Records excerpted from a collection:
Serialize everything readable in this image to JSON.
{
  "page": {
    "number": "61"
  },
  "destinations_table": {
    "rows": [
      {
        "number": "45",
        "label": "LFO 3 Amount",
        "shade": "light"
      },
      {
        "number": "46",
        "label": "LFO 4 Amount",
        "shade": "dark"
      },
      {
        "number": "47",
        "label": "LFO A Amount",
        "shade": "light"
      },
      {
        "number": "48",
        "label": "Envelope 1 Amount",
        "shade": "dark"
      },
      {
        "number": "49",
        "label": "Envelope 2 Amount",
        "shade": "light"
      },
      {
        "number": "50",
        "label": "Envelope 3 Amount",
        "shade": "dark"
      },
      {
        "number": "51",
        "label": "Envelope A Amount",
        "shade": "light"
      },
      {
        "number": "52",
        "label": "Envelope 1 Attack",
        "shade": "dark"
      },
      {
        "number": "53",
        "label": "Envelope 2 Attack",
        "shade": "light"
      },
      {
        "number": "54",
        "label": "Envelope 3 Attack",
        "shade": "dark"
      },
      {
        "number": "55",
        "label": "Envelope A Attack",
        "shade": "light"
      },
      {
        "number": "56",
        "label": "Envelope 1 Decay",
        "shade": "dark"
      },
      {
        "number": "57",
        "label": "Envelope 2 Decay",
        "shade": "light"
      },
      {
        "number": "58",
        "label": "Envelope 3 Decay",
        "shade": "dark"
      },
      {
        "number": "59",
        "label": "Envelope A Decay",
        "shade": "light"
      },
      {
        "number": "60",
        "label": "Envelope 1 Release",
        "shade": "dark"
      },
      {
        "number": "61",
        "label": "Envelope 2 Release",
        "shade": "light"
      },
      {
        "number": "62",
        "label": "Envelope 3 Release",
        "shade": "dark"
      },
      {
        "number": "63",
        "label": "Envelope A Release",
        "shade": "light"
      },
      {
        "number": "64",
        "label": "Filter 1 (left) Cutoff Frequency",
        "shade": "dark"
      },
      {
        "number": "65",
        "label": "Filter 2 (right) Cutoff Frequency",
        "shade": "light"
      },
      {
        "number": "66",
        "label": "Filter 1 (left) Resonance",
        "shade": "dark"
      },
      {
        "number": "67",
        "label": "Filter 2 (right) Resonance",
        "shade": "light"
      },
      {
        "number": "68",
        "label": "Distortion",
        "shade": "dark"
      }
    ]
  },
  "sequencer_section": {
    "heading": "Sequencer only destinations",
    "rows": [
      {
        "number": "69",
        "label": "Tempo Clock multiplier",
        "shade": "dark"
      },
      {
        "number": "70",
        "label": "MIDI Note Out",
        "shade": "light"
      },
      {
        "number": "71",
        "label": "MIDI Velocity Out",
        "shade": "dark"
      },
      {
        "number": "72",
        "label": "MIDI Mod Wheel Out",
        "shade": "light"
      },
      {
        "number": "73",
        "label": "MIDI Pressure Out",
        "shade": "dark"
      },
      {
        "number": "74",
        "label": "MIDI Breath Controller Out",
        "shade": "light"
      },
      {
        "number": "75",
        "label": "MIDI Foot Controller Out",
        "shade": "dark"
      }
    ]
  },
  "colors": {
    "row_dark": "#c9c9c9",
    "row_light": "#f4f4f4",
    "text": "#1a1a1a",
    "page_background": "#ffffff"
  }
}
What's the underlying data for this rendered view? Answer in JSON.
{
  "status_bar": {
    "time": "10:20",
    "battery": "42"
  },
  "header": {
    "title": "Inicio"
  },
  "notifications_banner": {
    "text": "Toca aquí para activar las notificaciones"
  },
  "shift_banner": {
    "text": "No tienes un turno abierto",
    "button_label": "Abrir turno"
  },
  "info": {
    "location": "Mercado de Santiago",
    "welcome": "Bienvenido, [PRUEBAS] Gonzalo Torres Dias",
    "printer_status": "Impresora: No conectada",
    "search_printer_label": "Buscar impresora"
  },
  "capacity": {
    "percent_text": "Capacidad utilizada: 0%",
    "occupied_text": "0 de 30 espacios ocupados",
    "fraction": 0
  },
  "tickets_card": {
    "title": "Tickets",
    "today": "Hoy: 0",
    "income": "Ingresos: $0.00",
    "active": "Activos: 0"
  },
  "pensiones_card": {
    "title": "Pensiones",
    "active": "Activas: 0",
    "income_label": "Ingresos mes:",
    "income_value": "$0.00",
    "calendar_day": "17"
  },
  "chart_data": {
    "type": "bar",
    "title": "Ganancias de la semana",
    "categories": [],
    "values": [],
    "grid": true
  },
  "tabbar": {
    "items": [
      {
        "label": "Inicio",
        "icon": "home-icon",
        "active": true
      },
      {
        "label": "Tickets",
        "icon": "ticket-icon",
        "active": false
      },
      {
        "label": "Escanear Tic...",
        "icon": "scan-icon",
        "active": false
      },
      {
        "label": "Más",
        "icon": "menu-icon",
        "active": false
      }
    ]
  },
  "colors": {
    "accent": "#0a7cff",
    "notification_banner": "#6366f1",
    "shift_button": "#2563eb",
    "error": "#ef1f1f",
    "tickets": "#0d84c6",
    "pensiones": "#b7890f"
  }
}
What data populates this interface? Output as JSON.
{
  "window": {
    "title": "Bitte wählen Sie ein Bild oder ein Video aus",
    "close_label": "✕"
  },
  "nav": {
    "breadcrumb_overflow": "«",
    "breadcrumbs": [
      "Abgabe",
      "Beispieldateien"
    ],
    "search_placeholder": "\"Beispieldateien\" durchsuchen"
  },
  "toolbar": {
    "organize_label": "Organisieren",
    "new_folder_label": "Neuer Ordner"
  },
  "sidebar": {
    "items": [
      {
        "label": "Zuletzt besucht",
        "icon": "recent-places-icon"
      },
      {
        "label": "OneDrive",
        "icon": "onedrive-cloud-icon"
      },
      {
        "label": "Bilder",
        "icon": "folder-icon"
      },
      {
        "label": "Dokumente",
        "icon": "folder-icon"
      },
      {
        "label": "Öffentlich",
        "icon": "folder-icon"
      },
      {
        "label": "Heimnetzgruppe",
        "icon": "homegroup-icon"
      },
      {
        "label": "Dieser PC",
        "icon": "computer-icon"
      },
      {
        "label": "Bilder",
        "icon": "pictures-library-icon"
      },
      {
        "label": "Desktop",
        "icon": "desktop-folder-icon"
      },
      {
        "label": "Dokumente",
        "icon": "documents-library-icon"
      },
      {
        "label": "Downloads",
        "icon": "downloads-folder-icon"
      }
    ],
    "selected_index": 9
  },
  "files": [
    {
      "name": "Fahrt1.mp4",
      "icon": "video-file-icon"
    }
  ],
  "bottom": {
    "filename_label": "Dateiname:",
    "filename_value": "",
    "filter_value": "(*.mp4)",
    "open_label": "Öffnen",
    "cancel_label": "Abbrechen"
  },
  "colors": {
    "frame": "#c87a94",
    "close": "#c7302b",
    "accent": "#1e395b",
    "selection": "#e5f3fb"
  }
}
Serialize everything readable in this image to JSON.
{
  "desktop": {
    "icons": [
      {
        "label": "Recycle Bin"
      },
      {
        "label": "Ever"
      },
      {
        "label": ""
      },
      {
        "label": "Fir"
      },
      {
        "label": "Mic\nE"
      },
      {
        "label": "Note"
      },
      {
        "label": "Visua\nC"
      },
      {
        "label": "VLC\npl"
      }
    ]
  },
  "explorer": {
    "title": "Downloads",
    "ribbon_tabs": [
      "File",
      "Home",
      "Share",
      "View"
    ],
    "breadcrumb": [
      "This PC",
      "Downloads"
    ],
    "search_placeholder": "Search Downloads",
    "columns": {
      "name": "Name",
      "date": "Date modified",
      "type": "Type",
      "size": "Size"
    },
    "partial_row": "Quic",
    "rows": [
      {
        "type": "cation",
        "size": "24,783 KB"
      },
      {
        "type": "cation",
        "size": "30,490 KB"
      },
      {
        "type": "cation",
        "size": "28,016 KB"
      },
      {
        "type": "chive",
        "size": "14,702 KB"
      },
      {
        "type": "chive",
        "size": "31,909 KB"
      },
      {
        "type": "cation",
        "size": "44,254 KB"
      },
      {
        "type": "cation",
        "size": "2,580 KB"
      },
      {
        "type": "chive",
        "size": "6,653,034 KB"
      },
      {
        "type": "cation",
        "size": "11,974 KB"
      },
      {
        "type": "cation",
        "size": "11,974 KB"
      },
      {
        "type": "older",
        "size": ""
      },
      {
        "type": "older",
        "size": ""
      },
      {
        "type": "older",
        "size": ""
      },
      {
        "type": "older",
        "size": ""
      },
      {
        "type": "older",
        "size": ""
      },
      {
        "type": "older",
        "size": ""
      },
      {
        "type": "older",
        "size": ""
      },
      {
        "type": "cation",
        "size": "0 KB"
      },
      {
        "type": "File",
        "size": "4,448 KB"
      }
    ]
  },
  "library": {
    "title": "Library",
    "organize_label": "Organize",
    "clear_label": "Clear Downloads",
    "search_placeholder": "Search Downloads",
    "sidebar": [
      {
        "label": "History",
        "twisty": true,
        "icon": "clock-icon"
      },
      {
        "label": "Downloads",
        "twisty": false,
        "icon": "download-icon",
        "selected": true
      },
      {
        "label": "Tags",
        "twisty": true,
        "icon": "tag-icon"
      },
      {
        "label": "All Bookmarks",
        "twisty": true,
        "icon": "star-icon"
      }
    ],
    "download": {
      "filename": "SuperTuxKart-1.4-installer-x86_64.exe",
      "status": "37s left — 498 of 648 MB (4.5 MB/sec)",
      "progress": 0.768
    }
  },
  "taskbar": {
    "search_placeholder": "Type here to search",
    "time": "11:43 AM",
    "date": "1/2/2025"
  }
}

■ EXERCISE OBJECTIVE
Read the data above. Pull out each line in which the string "turno" appears.

■ COMPLETE OUTPUT
    "text": "No tienes un turno abierto",
    "button_label": "Abrir turno"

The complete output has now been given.